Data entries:
###

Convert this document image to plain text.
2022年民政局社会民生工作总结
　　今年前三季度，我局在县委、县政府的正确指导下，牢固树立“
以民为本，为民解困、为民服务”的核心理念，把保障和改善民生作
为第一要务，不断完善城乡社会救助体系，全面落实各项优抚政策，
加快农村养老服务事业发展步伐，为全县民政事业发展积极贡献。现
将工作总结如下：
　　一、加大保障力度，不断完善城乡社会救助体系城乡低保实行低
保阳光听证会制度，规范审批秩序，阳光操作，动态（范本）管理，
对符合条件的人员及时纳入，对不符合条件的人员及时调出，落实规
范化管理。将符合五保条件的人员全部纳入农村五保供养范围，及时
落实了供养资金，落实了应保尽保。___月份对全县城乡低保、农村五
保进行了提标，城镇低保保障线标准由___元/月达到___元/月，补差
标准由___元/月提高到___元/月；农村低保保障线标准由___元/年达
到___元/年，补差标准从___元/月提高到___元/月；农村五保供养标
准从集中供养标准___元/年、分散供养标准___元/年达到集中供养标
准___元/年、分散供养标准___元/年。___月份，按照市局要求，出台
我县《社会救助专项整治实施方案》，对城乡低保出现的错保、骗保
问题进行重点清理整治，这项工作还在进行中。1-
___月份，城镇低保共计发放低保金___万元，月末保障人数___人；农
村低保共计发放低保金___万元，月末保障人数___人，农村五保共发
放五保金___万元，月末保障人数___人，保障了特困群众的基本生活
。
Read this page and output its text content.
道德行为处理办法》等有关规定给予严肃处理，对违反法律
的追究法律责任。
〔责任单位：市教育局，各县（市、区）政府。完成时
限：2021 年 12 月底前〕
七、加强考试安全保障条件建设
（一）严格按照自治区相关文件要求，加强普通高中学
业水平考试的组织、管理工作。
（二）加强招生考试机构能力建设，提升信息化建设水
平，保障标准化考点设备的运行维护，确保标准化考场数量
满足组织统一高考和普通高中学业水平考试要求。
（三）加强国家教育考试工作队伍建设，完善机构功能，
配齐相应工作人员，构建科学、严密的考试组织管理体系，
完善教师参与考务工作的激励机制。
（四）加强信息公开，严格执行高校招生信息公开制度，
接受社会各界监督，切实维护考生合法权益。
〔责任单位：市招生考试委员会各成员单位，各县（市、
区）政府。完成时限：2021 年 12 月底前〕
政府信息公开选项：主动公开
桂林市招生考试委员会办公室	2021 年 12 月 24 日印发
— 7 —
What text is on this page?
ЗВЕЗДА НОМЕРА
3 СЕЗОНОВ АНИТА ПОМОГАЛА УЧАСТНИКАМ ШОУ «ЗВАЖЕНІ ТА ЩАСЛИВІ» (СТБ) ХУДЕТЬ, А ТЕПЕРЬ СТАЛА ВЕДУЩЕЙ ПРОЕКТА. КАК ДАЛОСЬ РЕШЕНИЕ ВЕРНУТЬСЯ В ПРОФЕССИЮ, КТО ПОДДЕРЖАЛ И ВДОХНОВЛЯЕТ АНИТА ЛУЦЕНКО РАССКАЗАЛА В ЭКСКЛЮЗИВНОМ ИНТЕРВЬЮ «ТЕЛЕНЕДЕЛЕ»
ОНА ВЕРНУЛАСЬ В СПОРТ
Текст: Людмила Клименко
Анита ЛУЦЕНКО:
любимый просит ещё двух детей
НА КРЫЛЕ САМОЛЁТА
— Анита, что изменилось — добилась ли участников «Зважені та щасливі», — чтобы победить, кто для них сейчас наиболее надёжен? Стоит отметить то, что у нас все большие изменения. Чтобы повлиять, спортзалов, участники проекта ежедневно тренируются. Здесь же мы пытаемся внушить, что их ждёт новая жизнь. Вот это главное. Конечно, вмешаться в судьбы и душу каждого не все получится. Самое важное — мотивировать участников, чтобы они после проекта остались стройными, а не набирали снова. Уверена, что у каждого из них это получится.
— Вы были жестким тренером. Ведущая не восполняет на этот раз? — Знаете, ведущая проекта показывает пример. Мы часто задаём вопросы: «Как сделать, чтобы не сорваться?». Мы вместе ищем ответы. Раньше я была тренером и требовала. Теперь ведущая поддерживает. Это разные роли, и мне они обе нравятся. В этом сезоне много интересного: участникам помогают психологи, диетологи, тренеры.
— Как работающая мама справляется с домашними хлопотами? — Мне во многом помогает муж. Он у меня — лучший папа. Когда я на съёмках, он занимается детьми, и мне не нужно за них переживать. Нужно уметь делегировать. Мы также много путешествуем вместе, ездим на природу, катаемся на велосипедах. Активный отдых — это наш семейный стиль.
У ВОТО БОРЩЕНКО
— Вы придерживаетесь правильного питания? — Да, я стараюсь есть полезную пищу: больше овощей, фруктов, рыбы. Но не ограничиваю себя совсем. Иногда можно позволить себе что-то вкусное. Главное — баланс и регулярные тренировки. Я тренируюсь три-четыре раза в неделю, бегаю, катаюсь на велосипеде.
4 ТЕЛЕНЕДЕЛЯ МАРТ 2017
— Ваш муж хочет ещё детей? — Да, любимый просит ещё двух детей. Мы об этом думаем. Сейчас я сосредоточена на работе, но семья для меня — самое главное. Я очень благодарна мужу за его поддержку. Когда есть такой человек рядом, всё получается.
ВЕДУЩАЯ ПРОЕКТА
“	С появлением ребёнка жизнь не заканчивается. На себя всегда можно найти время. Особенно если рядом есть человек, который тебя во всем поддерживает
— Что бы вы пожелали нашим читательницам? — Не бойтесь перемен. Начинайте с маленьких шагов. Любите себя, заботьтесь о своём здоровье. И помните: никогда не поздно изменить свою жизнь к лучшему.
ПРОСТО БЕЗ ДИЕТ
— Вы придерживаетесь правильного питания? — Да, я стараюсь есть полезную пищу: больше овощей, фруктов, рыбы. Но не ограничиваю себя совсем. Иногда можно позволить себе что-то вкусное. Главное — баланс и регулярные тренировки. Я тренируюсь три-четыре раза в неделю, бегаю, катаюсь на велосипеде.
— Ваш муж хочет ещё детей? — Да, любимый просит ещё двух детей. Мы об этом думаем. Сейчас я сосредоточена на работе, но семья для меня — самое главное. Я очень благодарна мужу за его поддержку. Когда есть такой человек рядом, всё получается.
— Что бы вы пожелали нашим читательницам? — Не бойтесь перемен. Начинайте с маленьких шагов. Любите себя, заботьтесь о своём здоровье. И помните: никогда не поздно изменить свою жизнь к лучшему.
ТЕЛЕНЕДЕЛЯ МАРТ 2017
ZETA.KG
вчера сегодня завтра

###

- **YOUR TASK**: Write out all the data again, exactly as it appears.

- **ANSWER FOR THIS EXERCISE**:
Convert this document image to plain text.
2022年民政局社会民生工作总结
　　今年前三季度，我局在县委、县政府的正确指导下，牢固树立“
以民为本，为民解困、为民服务”的核心理念，把保障和改善民生作
为第一要务，不断完善城乡社会救助体系，全面落实各项优抚政策，
加快农村养老服务事业发展步伐，为全县民政事业发展积极贡献。现
将工作总结如下：
　　一、加大保障力度，不断完善城乡社会救助体系城乡低保实行低
保阳光听证会制度，规范审批秩序，阳光操作，动态（范本）管理，
对符合条件的人员及时纳入，对不符合条件的人员及时调出，落实规
范化管理。将符合五保条件的人员全部纳入农村五保供养范围，及时
落实了供养资金，落实了应保尽保。___月份对全县城乡低保、农村五
保进行了提标，城镇低保保障线标准由___元/月达到___元/月，补差
标准由___元/月提高到___元/月；农村低保保障线标准由___元/年达
到___元/年，补差标准从___元/月提高到___元/月；农村五保供养标
准从集中供养标准___元/年、分散供养标准___元/年达到集中供养标
准___元/年、分散供养标准___元/年。___月份，按照市局要求，出台
我县《社会救助专项整治实施方案》，对城乡低保出现的错保、骗保
问题进行重点清理整治，这项工作还在进行中。1-
___月份，城镇低保共计发放低保金___万元，月末保障人数___人；农
村低保共计发放低保金___万元，月末保障人数___人，农村五保共发
放五保金___万元，月末保障人数___人，保障了特困群众的基本生活
。
Read this page and output its text content.
道德行为处理办法》等有关规定给予严肃处理，对违反法律
的追究法律责任。
〔责任单位：市教育局，各县（市、区）政府。完成时
限：2021 年 12 月底前〕
七、加强考试安全保障条件建设
（一）严格按照自治区相关文件要求，加强普通高中学
业水平考试的组织、管理工作。
（二）加强招生考试机构能力建设，提升信息化建设水
平，保障标准化考点设备的运行维护，确保标准化考场数量
满足组织统一高考和普通高中学业水平考试要求。
（三）加强国家教育考试工作队伍建设，完善机构功能，
配齐相应工作人员，构建科学、严密的考试组织管理体系，
完善教师参与考务工作的激励机制。
（四）加强信息公开，严格执行高校招生信息公开制度，
接受社会各界监督，切实维护考生合法权益。
〔责任单位：市招生考试委员会各成员单位，各县（市、
区）政府。完成时限：2021 年 12 月底前〕
政府信息公开选项：主动公开
桂林市招生考试委员会办公室	2021 年 12 月 24 日印发
— 7 —
What text is on this page?
ЗВЕЗДА НОМЕРА
3 СЕЗОНОВ АНИТА ПОМОГАЛА УЧАСТНИКАМ ШОУ «ЗВАЖЕНІ ТА ЩАСЛИВІ» (СТБ) ХУДЕТЬ, А ТЕПЕРЬ СТАЛА ВЕДУЩЕЙ ПРОЕКТА. КАК ДАЛОСЬ РЕШЕНИЕ ВЕРНУТЬСЯ В ПРОФЕССИЮ, КТО ПОДДЕРЖАЛ И ВДОХНОВЛЯЕТ АНИТА ЛУЦЕНКО РАССКАЗАЛА В ЭКСКЛЮЗИВНОМ ИНТЕРВЬЮ «ТЕЛЕНЕДЕЛЕ»
ОНА ВЕРНУЛАСЬ В СПОРТ
Текст: Людмила Клименко
Анита ЛУЦЕНКО:
любимый просит ещё двух детей
НА КРЫЛЕ САМОЛЁТА
— Анита, что изменилось — добилась ли участников «Зважені та щасливі», — чтобы победить, кто для них сейчас наиболее надёжен? Стоит отметить то, что у нас все большие изменения. Чтобы повлиять, спортзалов, участники проекта ежедневно тренируются. Здесь же мы пытаемся внушить, что их ждёт новая жизнь. Вот это главное. Конечно, вмешаться в судьбы и душу каждого не все получится. Самое важное — мотивировать участников, чтобы они после проекта остались стройными, а не набирали снова. Уверена, что у каждого из них это получится.
— Вы были жестким тренером. Ведущая не восполняет на этот раз? — Знаете, ведущая проекта показывает пример. Мы часто задаём вопросы: «Как сделать, чтобы не сорваться?». Мы вместе ищем ответы. Раньше я была тренером и требовала. Теперь ведущая поддерживает. Это разные роли, и мне они обе нравятся. В этом сезоне много интересного: участникам помогают психологи, диетологи, тренеры.
— Как работающая мама справляется с домашними хлопотами? — Мне во многом помогает муж. Он у меня — лучший папа. Когда я на съёмках, он занимается детьми, и мне не нужно за них переживать. Нужно уметь делегировать. Мы также много путешествуем вместе, ездим на природу, катаемся на велосипедах. Активный отдых — это наш семейный стиль.
У ВОТО БОРЩЕНКО
— Вы придерживаетесь правильного питания? — Да, я стараюсь есть полезную пищу: больше овощей, фруктов, рыбы. Но не ограничиваю себя совсем. Иногда можно позволить себе что-то вкусное. Главное — баланс и регулярные тренировки. Я тренируюсь три-четыре раза в неделю, бегаю, катаюсь на велосипеде.
4 ТЕЛЕНЕДЕЛЯ МАРТ 2017
— Ваш муж хочет ещё детей? — Да, любимый просит ещё двух детей. Мы об этом думаем. Сейчас я сосредоточена на работе, но семья для меня — самое главное. Я очень благодарна мужу за его поддержку. Когда есть такой человек рядом, всё получается.
ВЕДУЩАЯ ПРОЕКТА
“	С появлением ребёнка жизнь не заканчивается. На себя всегда можно найти время. Особенно если рядом есть человек, который тебя во всем поддерживает
— Что бы вы пожелали нашим читательницам? — Не бойтесь перемен. Начинайте с маленьких шагов. Любите себя, заботьтесь о своём здоровье. И помните: никогда не поздно изменить свою жизнь к лучшему.
ПРОСТО БЕЗ ДИЕТ
— Вы придерживаетесь правильного питания? — Да, я стараюсь есть полезную пищу: больше овощей, фруктов, рыбы. Но не ограничиваю себя совсем. Иногда можно позволить себе что-то вкусное. Главное — баланс и регулярные тренировки. Я тренируюсь три-четыре раза в неделю, бегаю, катаюсь на велосипеде.
— Ваш муж хочет ещё детей? — Да, любимый просит ещё двух детей. Мы об этом думаем. Сейчас я сосредоточена на работе, но семья для меня — самое главное. Я очень благодарна мужу за его поддержку. Когда есть такой человек рядом, всё получается.
— Что бы вы пожелали нашим читательницам? — Не бойтесь перемен. Начинайте с маленьких шагов. Любите себя, заботьтесь о своём здоровье. И помните: никогда не поздно изменить свою жизнь к лучшему.
ТЕЛЕНЕДЕЛЯ МАРТ 2017
ZETA.KG
вчера сегодня завтра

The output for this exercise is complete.